## Requirements
Copy out each line that has "this" in it.

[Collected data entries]
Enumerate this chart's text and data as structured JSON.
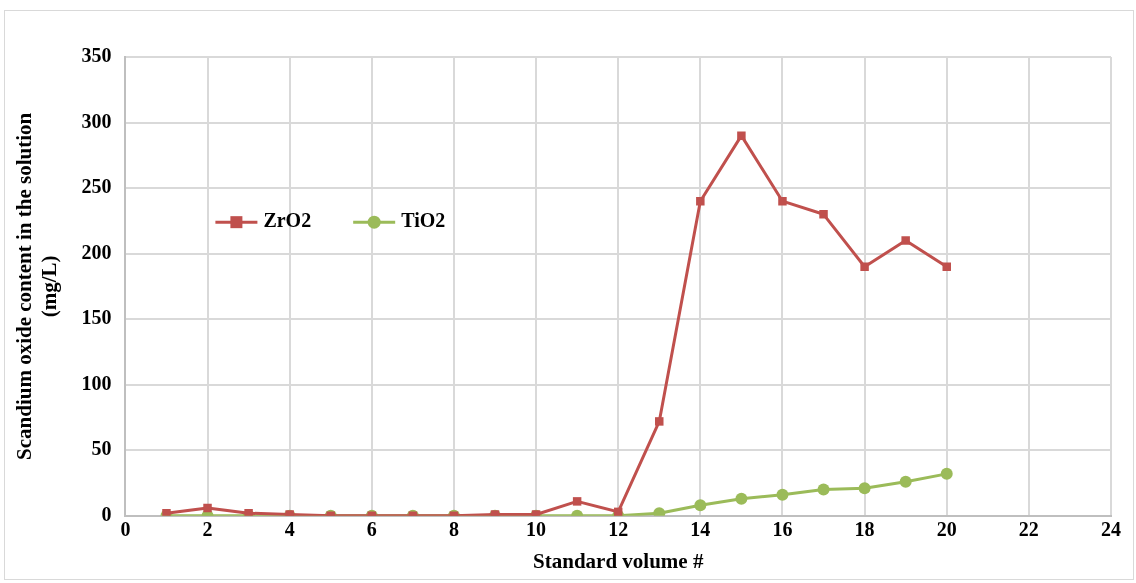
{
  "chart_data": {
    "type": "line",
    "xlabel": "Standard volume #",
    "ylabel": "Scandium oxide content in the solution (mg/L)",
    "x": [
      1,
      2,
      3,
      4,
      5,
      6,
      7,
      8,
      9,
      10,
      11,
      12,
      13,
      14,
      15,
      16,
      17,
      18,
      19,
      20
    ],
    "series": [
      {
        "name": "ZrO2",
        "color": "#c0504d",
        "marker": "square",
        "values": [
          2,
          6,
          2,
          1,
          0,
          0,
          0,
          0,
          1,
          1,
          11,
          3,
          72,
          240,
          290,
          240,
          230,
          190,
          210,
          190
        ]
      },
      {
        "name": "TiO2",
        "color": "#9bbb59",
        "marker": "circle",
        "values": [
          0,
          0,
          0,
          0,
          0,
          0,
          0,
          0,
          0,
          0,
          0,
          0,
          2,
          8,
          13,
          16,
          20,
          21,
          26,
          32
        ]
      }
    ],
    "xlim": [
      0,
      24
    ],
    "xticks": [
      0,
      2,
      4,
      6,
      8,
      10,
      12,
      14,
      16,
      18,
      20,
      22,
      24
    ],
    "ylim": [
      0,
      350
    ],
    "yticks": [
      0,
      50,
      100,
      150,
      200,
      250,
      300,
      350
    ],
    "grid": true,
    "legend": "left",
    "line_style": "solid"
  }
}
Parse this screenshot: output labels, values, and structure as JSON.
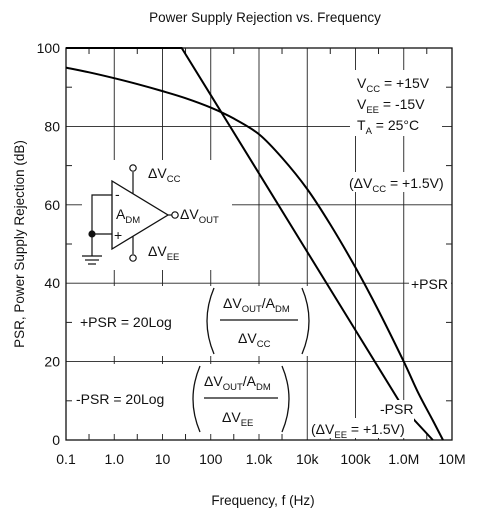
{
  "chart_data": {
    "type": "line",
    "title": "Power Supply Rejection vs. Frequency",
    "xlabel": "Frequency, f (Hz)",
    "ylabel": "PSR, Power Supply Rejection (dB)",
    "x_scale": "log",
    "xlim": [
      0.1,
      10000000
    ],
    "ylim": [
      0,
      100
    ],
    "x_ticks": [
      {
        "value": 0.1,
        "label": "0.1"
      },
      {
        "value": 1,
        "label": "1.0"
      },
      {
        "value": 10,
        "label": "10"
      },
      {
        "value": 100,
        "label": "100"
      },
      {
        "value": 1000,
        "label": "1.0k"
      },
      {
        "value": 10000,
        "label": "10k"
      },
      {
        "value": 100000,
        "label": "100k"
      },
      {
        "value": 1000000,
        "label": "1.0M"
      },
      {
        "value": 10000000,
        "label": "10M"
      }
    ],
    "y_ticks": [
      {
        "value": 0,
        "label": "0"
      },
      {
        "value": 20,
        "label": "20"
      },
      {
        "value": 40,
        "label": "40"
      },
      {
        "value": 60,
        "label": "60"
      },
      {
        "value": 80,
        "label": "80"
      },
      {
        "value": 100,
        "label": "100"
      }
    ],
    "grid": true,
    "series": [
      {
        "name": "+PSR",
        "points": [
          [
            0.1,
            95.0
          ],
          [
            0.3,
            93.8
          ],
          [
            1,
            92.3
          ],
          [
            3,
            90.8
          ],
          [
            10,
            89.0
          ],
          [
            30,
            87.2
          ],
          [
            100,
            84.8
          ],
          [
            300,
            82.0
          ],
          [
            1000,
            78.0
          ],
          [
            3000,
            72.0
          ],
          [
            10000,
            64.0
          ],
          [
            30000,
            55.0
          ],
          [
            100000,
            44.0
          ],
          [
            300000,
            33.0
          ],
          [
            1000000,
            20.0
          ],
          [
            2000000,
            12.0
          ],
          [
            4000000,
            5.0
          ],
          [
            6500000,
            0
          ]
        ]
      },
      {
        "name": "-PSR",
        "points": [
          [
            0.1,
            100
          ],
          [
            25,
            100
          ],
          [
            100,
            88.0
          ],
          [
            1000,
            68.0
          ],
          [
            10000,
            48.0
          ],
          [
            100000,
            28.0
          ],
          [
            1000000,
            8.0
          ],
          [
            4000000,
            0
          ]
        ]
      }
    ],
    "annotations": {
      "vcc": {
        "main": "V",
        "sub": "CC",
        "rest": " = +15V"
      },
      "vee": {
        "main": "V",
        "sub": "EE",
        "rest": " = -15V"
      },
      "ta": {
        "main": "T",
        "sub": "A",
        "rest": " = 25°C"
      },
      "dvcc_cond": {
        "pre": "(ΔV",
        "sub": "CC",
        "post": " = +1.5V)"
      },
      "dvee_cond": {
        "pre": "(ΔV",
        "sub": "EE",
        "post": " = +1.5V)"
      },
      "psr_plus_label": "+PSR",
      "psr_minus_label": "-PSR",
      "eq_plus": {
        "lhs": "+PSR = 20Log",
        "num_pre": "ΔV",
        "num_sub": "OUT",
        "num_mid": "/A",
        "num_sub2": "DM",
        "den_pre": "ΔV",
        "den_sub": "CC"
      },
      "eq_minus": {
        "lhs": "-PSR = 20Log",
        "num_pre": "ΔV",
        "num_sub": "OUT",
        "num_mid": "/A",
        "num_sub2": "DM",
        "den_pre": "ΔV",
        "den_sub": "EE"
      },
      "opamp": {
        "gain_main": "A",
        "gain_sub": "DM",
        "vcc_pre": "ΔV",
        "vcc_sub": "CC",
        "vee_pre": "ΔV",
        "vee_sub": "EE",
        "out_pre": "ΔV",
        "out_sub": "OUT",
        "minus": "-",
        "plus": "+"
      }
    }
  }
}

## Exercise output
Enumerate this chart's text and data as structured JSON.
Parse this screenshot: output labels, values, and structure as JSON.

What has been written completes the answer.